Pull out every line with the word "Windows" from the entries below.

::: TASK MATERIAL

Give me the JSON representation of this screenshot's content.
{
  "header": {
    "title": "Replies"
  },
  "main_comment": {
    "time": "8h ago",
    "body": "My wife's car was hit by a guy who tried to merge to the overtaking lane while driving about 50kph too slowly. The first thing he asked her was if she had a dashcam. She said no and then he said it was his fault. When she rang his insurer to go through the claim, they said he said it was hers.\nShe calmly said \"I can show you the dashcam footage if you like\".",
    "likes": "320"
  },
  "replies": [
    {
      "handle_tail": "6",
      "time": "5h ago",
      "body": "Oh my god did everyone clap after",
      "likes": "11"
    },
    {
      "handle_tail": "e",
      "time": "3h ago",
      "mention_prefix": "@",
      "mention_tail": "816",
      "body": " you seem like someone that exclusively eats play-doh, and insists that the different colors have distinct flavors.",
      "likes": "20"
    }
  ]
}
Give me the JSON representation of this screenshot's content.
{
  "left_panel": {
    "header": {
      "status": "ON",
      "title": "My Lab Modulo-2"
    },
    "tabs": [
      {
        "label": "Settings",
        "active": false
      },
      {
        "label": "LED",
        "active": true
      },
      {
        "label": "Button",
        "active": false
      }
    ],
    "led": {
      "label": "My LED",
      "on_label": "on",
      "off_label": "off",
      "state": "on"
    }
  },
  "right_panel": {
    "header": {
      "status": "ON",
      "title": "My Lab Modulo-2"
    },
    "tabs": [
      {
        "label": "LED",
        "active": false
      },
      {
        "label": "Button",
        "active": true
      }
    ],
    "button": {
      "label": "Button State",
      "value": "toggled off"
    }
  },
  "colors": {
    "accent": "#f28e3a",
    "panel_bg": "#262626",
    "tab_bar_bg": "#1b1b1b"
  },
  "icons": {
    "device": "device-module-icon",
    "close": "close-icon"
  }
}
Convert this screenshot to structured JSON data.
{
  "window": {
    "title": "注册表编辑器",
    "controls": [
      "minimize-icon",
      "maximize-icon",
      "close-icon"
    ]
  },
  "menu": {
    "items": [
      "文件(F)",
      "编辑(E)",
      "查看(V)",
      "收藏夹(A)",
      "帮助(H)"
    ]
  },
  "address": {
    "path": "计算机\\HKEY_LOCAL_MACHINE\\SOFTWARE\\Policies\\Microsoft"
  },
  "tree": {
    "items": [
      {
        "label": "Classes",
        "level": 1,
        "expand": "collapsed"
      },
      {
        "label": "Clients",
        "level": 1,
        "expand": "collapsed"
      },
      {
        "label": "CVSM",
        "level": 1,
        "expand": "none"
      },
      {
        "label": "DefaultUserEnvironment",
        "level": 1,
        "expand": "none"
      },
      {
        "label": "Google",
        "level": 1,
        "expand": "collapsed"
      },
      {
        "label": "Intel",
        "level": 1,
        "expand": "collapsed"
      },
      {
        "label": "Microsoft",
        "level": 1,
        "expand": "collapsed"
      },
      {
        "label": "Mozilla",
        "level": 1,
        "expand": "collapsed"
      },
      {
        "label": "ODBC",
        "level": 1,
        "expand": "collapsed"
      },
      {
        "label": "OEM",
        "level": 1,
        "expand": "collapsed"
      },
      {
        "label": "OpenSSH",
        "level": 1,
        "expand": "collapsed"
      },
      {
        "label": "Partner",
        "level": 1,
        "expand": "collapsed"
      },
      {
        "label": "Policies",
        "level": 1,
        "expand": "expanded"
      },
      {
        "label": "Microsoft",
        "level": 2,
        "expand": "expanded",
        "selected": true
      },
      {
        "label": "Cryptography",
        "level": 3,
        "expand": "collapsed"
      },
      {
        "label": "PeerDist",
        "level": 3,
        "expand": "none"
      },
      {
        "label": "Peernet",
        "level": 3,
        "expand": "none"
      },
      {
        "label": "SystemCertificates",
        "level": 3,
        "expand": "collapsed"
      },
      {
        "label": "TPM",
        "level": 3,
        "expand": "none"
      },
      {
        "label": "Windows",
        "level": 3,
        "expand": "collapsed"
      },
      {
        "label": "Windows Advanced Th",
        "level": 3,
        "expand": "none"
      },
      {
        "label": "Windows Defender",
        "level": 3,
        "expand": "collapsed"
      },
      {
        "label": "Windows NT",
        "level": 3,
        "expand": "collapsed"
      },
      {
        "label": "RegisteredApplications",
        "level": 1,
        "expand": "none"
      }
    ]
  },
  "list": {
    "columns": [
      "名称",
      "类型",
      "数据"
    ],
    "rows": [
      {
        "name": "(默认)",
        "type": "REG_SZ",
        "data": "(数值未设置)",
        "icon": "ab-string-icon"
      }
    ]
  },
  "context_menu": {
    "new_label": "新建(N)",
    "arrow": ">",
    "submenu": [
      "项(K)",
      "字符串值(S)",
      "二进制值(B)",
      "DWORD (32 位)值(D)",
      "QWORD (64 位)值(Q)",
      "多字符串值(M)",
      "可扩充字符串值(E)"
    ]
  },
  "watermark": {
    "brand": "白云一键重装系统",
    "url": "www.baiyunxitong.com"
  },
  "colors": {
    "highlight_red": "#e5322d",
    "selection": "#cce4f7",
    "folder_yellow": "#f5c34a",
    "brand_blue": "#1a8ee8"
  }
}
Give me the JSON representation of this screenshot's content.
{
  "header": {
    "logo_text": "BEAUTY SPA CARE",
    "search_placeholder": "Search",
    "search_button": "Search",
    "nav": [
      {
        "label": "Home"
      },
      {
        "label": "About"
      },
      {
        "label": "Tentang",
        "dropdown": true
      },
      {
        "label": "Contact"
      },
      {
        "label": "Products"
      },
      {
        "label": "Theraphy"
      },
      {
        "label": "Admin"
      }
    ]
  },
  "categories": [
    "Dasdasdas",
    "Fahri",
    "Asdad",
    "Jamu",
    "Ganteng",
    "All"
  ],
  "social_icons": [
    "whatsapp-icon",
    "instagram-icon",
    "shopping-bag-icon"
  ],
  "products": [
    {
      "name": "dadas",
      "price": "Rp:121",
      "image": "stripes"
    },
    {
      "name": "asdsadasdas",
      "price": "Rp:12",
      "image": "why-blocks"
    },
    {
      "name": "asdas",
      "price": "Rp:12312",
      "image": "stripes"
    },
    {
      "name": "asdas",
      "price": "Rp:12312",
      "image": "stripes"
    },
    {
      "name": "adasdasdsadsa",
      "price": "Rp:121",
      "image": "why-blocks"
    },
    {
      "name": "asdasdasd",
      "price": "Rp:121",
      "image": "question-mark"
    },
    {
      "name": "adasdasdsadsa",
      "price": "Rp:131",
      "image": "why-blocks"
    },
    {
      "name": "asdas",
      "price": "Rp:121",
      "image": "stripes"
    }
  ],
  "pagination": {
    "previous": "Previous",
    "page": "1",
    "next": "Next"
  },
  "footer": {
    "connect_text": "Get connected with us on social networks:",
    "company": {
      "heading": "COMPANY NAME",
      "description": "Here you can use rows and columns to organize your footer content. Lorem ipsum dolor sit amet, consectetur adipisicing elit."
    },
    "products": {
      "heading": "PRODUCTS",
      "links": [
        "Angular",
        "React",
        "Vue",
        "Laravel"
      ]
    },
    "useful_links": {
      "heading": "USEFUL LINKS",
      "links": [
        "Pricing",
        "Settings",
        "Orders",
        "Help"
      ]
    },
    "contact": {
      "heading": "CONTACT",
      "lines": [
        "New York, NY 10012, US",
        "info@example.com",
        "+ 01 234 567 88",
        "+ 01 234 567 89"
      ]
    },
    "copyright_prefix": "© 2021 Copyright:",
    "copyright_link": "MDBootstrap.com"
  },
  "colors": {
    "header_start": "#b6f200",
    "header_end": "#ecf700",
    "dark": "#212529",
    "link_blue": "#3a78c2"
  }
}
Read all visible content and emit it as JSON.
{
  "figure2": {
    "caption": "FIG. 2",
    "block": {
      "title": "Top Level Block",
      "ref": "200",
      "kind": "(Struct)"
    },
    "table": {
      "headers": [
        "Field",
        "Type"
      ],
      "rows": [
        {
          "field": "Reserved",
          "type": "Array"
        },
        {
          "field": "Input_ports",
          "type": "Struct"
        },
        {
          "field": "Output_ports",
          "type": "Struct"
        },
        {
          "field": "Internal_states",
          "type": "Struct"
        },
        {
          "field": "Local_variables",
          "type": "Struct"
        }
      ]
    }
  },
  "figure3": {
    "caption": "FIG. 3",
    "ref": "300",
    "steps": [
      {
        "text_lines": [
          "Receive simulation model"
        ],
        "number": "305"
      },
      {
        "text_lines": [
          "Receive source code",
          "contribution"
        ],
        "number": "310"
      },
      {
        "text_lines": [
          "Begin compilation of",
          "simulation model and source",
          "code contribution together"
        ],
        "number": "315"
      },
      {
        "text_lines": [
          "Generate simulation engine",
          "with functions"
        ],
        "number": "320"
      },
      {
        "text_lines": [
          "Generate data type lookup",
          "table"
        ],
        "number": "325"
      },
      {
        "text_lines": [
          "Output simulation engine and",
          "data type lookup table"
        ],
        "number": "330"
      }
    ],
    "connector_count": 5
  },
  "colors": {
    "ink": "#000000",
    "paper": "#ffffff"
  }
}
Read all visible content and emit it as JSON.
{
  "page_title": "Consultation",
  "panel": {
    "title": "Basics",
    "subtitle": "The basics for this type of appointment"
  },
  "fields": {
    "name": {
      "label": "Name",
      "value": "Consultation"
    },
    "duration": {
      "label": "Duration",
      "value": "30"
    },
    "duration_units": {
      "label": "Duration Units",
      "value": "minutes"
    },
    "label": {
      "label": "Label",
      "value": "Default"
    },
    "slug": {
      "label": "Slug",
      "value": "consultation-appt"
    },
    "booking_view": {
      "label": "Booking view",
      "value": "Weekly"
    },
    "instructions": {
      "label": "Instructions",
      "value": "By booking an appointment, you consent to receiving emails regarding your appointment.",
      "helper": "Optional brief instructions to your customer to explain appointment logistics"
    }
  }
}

::::::

- **OUTPUT FOR THIS EXERCISE**
        "label": "Windows",
        "label": "Windows Advanced Th",
        "label": "Windows Defender",
        "label": "Windows NT",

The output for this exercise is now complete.